WHAT THE EXERCISE ASKS: Select and reproduce each line of the listing below that bears the string "this".
[Start DATA ENTRIES]
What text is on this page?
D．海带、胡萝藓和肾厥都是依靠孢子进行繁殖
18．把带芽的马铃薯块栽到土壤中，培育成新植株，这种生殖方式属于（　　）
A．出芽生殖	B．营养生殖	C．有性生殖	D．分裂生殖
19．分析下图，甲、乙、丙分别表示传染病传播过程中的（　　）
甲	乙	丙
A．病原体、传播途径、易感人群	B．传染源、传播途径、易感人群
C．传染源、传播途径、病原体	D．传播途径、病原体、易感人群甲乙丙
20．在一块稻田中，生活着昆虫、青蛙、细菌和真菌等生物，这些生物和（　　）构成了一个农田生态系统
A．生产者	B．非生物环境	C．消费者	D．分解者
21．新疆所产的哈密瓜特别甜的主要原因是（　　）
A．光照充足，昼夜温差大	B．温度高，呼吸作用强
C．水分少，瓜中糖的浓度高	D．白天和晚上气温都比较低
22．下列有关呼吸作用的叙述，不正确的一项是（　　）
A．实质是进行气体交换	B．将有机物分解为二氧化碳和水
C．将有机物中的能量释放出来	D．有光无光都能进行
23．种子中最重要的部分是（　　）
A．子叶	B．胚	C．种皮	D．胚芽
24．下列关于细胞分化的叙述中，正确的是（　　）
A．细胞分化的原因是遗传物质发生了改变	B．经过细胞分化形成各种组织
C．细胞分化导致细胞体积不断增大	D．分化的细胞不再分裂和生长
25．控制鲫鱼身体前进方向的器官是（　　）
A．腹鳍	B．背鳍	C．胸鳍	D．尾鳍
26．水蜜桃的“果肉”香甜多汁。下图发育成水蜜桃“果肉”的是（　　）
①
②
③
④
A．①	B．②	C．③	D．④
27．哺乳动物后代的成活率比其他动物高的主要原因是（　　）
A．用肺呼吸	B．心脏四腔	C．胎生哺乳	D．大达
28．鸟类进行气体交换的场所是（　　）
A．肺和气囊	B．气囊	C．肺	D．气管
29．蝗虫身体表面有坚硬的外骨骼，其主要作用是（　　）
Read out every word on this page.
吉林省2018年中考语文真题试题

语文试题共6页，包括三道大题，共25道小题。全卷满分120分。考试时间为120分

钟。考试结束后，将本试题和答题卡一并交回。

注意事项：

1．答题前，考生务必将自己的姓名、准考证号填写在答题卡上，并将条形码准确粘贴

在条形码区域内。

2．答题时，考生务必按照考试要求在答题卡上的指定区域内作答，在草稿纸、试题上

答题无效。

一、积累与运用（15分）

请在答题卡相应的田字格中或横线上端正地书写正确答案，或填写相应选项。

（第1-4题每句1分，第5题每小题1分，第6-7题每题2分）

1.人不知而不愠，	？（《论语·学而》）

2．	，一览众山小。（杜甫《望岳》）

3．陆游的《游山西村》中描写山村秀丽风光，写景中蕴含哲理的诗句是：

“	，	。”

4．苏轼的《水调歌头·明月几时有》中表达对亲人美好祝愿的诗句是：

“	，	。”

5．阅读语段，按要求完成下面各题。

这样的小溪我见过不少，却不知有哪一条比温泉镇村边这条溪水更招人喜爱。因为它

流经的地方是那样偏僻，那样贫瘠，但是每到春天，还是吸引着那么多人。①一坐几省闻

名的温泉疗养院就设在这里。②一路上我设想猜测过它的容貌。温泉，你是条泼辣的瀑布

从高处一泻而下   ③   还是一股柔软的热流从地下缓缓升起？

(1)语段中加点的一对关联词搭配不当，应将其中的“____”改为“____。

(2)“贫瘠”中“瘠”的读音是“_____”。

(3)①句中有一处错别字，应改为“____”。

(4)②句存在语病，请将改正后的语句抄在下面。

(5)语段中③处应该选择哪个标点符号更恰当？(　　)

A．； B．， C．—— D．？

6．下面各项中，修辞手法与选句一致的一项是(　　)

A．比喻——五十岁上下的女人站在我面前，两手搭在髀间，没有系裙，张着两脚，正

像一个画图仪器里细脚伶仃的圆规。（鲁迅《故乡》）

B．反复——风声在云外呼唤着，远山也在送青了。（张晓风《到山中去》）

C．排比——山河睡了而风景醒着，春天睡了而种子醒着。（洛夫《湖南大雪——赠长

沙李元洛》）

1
[End DATA ENTRIES]
SOLUTION:
What text is on this page?
Read out every word on this page.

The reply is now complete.